## DATA ROWS
-- begin --
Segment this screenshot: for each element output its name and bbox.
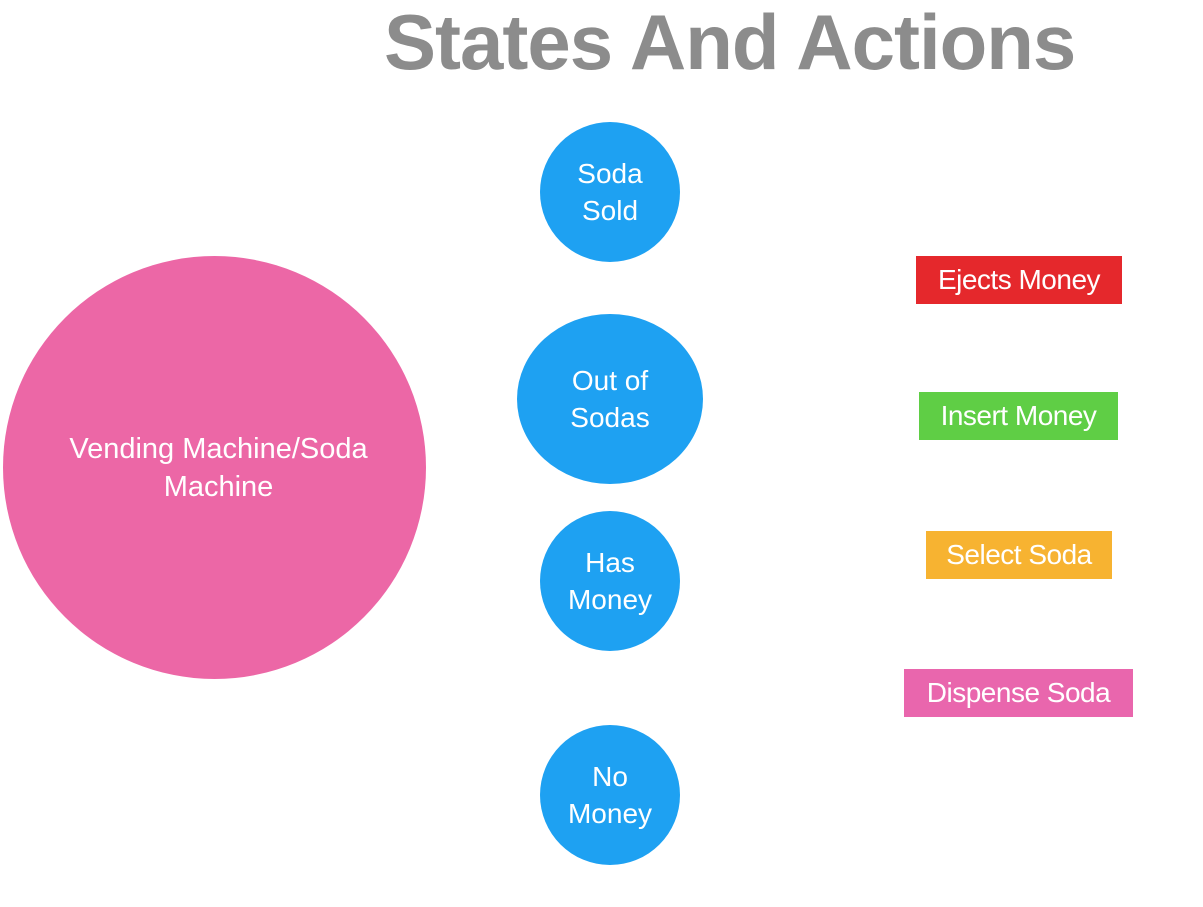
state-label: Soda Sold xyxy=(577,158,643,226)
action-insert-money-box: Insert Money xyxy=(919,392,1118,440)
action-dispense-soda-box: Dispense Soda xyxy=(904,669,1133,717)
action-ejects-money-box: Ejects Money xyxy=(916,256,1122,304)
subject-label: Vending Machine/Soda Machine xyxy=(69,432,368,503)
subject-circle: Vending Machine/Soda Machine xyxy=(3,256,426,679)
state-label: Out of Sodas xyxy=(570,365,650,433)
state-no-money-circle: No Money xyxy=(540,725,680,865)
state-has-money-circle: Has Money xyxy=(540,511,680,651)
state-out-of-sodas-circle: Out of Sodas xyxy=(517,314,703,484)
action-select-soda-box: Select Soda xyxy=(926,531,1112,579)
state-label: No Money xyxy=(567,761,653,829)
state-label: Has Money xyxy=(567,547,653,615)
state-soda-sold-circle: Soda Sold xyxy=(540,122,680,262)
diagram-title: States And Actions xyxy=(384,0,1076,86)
-- end --
-- begin --
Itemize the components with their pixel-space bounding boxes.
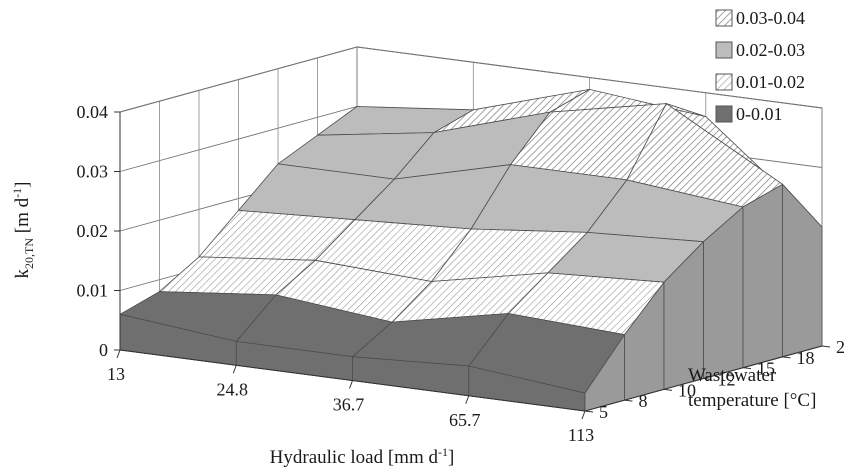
-- end --
## DIRECTIONS FOR THIS TASK
Quote the material word for word, starting at the line containing "Segment this screenshot: for" and stopping after the line containing "state-has-money-circle: Has Money". Leave out the picture.

## OUTPUT BELOW
Segment this screenshot: for each element output its name and bbox.
state-label: Soda Sold xyxy=(577,158,643,226)
action-insert-money-box: Insert Money xyxy=(919,392,1118,440)
action-dispense-soda-box: Dispense Soda xyxy=(904,669,1133,717)
action-ejects-money-box: Ejects Money xyxy=(916,256,1122,304)
subject-label: Vending Machine/Soda Machine xyxy=(69,432,368,503)
subject-circle: Vending Machine/Soda Machine xyxy=(3,256,426,679)
state-label: Out of Sodas xyxy=(570,365,650,433)
state-no-money-circle: No Money xyxy=(540,725,680,865)
state-has-money-circle: Has Money xyxy=(540,511,680,651)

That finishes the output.